→ **Exercise brief**:
What is the number of lines in these entries that include "представлять"? Write that number and no other text.

Collected data entries
/---
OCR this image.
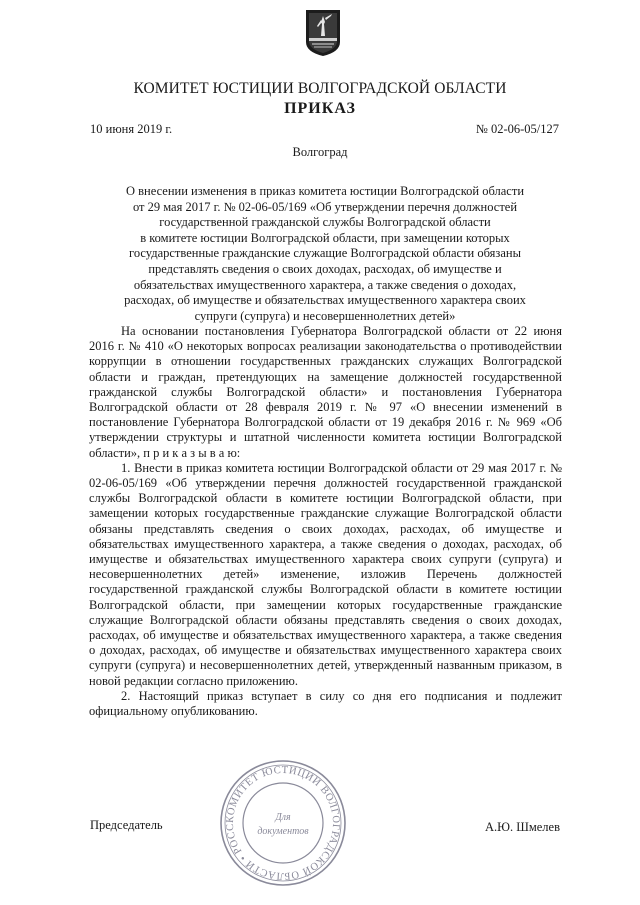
КОМИТЕТ ЮСТИЦИИ ВОЛГОГРАДСКОЙ ОБЛАСТИ
ПРИКАЗ
10 июня 2019 г.	№ 02-06-05/127
Волгоград
О внесении изменения в приказ комитета юстиции Волгоградской области
от 29 мая 2017 г. № 02-06-05/169 «Об утверждении перечня должностей
государственной гражданской службы Волгоградской области
в комитете юстиции Волгоградской области, при замещении которых
государственные гражданские служащие Волгоградской области обязаны
представлять сведения о своих доходах, расходах, об имуществе и
обязательствах имущественного характера, а также сведения о доходах,
расходах, об имуществе и обязательствах имущественного характера своих
супруги (супруга) и несовершеннолетних детей»

На основании постановления Губернатора Волгоградской области от 22 июня 2016 г. № 410 «О некоторых вопросах реализации законодательства о противодействии коррупции в отношении государственных гражданских служащих Волгоградской области и граждан, претендующих на замещение должностей государственной гражданской службы Волгоградской области» и постановления Губернатора Волгоградской области от 28 февраля 2019 г. № 97 «О внесении изменений в постановление Губернатора Волгоградской области от 19 декабря 2016 г. № 969 «Об утверждении структуры и штатной численности комитета юстиции Волгоградской области», п р и к а з ы в а ю:

1. Внести в приказ комитета юстиции Волгоградской области от 29 мая 2017 г. № 02-06-05/169 «Об утверждении перечня должностей государственной гражданской службы Волгоградской области в комитете юстиции Волгоградской области, при замещении которых государственные гражданские служащие Волгоградской области обязаны представлять сведения о своих доходах, расходах, об имуществе и обязательствах имущественного характера, а также сведения о доходах, расходах, об имуществе и обязательствах имущественного характера своих супруги (супруга) и несовершеннолетних детей» изменение, изложив Перечень должностей государственной гражданской службы Волгоградской области в комитете юстиции Волгоградской области, при замещении которых государственные гражданские служащие Волгоградской области обязаны представлять сведения о своих доходах, расходах, об имуществе и обязательствах имущественного характера, а также сведения о доходах, расходах, об имуществе и обязательствах имущественного характера своих супруги (супруга) и несовершеннолетних детей, утвержденный названным приказом, в новой редакции согласно приложению.

2. Настоящий приказ вступает в силу со дня его подписания и подлежит официальному опубликованию.

Председатель	А.Ю. Шмелев
КОМИТЕТ ЮСТИЦИИ ВОЛГОГРАДСКОЙ ОБЛАСТИ • РОСС
Для
документов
\---
→ **Result**:
2